### WORK TO DO:
Restate every line of the material, word for word.

Stored records
━━━━━━━━

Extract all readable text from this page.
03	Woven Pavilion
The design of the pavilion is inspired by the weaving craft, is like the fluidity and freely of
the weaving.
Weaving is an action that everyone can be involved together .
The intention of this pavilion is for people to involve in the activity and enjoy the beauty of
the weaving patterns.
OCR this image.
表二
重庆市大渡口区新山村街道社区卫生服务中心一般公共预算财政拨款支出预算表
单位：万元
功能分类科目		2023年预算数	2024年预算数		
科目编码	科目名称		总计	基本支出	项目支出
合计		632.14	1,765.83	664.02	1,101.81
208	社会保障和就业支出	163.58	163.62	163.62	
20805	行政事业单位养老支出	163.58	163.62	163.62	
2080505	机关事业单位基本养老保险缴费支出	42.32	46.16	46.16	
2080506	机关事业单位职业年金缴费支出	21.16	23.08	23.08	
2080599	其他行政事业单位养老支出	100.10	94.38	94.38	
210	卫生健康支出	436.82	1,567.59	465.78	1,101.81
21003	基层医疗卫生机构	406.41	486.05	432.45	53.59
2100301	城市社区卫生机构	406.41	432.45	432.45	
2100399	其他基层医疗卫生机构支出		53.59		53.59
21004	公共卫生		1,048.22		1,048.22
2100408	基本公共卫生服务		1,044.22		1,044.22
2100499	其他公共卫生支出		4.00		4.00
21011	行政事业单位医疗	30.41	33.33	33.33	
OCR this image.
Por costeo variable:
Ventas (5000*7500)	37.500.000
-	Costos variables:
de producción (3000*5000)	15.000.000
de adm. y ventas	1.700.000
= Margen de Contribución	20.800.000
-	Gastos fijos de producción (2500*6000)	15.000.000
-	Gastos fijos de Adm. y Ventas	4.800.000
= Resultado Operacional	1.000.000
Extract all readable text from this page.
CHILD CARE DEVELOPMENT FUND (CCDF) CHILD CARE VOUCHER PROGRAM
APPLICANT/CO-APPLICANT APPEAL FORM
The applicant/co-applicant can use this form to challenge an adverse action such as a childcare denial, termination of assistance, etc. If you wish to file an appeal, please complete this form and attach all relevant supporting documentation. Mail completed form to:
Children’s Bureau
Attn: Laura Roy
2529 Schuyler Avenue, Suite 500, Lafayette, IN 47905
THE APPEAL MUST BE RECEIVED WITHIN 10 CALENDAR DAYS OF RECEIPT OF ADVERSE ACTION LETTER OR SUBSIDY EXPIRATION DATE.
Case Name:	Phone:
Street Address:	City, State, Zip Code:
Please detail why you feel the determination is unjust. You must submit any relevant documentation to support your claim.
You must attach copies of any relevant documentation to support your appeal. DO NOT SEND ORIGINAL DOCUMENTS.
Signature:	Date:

━━━━━━━━

### EXERCISE OUTPUT:
Extract all readable text from this page.
03	Woven Pavilion
The design of the pavilion is inspired by the weaving craft, is like the fluidity and freely of
the weaving.
Weaving is an action that everyone can be involved together .
The intention of this pavilion is for people to involve in the activity and enjoy the beauty of
the weaving patterns.
OCR this image.
表二
重庆市大渡口区新山村街道社区卫生服务中心一般公共预算财政拨款支出预算表
单位：万元
功能分类科目		2023年预算数	2024年预算数		
科目编码	科目名称		总计	基本支出	项目支出
合计		632.14	1,765.83	664.02	1,101.81
208	社会保障和就业支出	163.58	163.62	163.62	
20805	行政事业单位养老支出	163.58	163.62	163.62	
2080505	机关事业单位基本养老保险缴费支出	42.32	46.16	46.16	
2080506	机关事业单位职业年金缴费支出	21.16	23.08	23.08	
2080599	其他行政事业单位养老支出	100.10	94.38	94.38	
210	卫生健康支出	436.82	1,567.59	465.78	1,101.81
21003	基层医疗卫生机构	406.41	486.05	432.45	53.59
2100301	城市社区卫生机构	406.41	432.45	432.45	
2100399	其他基层医疗卫生机构支出		53.59		53.59
21004	公共卫生		1,048.22		1,048.22
2100408	基本公共卫生服务		1,044.22		1,044.22
2100499	其他公共卫生支出		4.00		4.00
21011	行政事业单位医疗	30.41	33.33	33.33	
OCR this image.
Por costeo variable:
Ventas (5000*7500)	37.500.000
-	Costos variables:
de producción (3000*5000)	15.000.000
de adm. y ventas	1.700.000
= Margen de Contribución	20.800.000
-	Gastos fijos de producción (2500*6000)	15.000.000
-	Gastos fijos de Adm. y Ventas	4.800.000
= Resultado Operacional	1.000.000
Extract all readable text from this page.
CHILD CARE DEVELOPMENT FUND (CCDF) CHILD CARE VOUCHER PROGRAM
APPLICANT/CO-APPLICANT APPEAL FORM
The applicant/co-applicant can use this form to challenge an adverse action such as a childcare denial, termination of assistance, etc. If you wish to file an appeal, please complete this form and attach all relevant supporting documentation. Mail completed form to:
Children’s Bureau
Attn: Laura Roy
2529 Schuyler Avenue, Suite 500, Lafayette, IN 47905
THE APPEAL MUST BE RECEIVED WITHIN 10 CALENDAR DAYS OF RECEIPT OF ADVERSE ACTION LETTER OR SUBSIDY EXPIRATION DATE.
Case Name:	Phone:
Street Address:	City, State, Zip Code:
Please detail why you feel the determination is unjust. You must submit any relevant documentation to support your claim.
You must attach copies of any relevant documentation to support your appeal. DO NOT SEND ORIGINAL DOCUMENTS.
Signature:	Date:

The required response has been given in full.